##### Dataset rows #####

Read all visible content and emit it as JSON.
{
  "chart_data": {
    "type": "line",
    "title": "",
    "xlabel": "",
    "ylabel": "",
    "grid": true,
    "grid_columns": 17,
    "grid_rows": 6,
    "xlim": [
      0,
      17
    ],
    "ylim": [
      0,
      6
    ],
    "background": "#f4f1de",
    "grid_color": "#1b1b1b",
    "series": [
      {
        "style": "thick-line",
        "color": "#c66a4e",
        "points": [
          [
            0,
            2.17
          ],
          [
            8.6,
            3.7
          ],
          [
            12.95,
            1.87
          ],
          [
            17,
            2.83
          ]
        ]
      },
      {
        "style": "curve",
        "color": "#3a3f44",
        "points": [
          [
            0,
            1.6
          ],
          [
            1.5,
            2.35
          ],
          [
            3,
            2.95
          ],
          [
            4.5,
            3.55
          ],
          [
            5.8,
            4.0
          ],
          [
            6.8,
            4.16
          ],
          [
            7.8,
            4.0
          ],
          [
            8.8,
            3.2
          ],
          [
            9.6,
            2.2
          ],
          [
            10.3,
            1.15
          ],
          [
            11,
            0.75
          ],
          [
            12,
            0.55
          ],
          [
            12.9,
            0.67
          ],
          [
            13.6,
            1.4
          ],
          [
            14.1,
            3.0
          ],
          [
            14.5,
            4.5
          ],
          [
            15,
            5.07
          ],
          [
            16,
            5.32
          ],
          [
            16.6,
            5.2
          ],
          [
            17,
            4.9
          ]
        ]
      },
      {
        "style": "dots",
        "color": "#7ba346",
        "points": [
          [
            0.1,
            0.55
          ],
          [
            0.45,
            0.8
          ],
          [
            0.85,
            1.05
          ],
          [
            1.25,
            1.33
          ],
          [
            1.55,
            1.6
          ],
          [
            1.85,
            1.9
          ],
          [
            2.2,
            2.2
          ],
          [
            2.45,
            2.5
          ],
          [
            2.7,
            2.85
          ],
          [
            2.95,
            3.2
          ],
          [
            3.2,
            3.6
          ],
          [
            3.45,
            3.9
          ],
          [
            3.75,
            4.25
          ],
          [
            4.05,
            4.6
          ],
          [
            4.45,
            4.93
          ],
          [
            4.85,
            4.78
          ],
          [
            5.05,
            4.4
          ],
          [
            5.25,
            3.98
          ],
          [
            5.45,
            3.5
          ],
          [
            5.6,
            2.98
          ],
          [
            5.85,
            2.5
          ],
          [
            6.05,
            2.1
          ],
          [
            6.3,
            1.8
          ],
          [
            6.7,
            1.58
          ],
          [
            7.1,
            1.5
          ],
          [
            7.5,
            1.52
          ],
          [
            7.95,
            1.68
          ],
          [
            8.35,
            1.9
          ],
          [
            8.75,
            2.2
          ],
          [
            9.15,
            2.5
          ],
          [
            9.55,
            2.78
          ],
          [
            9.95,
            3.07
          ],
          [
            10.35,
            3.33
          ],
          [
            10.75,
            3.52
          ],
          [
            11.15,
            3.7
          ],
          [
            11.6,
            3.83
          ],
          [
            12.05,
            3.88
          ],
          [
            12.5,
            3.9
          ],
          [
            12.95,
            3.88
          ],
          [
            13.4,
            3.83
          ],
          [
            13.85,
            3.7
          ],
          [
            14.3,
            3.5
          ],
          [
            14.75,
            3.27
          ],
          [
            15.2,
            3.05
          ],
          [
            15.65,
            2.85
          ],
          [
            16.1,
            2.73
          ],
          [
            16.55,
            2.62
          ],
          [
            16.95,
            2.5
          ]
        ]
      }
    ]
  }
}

#####

Your task is to return the full listing exactly as it was given.

Task solution:
Read all visible content and emit it as JSON.
{
  "chart_data": {
    "type": "line",
    "title": "",
    "xlabel": "",
    "ylabel": "",
    "grid": true,
    "grid_columns": 17,
    "grid_rows": 6,
    "xlim": [
      0,
      17
    ],
    "ylim": [
      0,
      6
    ],
    "background": "#f4f1de",
    "grid_color": "#1b1b1b",
    "series": [
      {
        "style": "thick-line",
        "color": "#c66a4e",
        "points": [
          [
            0,
            2.17
          ],
          [
            8.6,
            3.7
          ],
          [
            12.95,
            1.87
          ],
          [
            17,
            2.83
          ]
        ]
      },
      {
        "style": "curve",
        "color": "#3a3f44",
        "points": [
          [
            0,
            1.6
          ],
          [
            1.5,
            2.35
          ],
          [
            3,
            2.95
          ],
          [
            4.5,
            3.55
          ],
          [
            5.8,
            4.0
          ],
          [
            6.8,
            4.16
          ],
          [
            7.8,
            4.0
          ],
          [
            8.8,
            3.2
          ],
          [
            9.6,
            2.2
          ],
          [
            10.3,
            1.15
          ],
          [
            11,
            0.75
          ],
          [
            12,
            0.55
          ],
          [
            12.9,
            0.67
          ],
          [
            13.6,
            1.4
          ],
          [
            14.1,
            3.0
          ],
          [
            14.5,
            4.5
          ],
          [
            15,
            5.07
          ],
          [
            16,
            5.32
          ],
          [
            16.6,
            5.2
          ],
          [
            17,
            4.9
          ]
        ]
      },
      {
        "style": "dots",
        "color": "#7ba346",
        "points": [
          [
            0.1,
            0.55
          ],
          [
            0.45,
            0.8
          ],
          [
            0.85,
            1.05
          ],
          [
            1.25,
            1.33
          ],
          [
            1.55,
            1.6
          ],
          [
            1.85,
            1.9
          ],
          [
            2.2,
            2.2
          ],
          [
            2.45,
            2.5
          ],
          [
            2.7,
            2.85
          ],
          [
            2.95,
            3.2
          ],
          [
            3.2,
            3.6
          ],
          [
            3.45,
            3.9
          ],
          [
            3.75,
            4.25
          ],
          [
            4.05,
            4.6
          ],
          [
            4.45,
            4.93
          ],
          [
            4.85,
            4.78
          ],
          [
            5.05,
            4.4
          ],
          [
            5.25,
            3.98
          ],
          [
            5.45,
            3.5
          ],
          [
            5.6,
            2.98
          ],
          [
            5.85,
            2.5
          ],
          [
            6.05,
            2.1
          ],
          [
            6.3,
            1.8
          ],
          [
            6.7,
            1.58
          ],
          [
            7.1,
            1.5
          ],
          [
            7.5,
            1.52
          ],
          [
            7.95,
            1.68
          ],
          [
            8.35,
            1.9
          ],
          [
            8.75,
            2.2
          ],
          [
            9.15,
            2.5
          ],
          [
            9.55,
            2.78
          ],
          [
            9.95,
            3.07
          ],
          [
            10.35,
            3.33
          ],
          [
            10.75,
            3.52
          ],
          [
            11.15,
            3.7
          ],
          [
            11.6,
            3.83
          ],
          [
            12.05,
            3.88
          ],
          [
            12.5,
            3.9
          ],
          [
            12.95,
            3.88
          ],
          [
            13.4,
            3.83
          ],
          [
            13.85,
            3.7
          ],
          [
            14.3,
            3.5
          ],
          [
            14.75,
            3.27
          ],
          [
            15.2,
            3.05
          ],
          [
            15.65,
            2.85
          ],
          [
            16.1,
            2.73
          ],
          [
            16.55,
            2.62
          ],
          [
            16.95,
            2.5
          ]
        ]
      }
    ]
  }
}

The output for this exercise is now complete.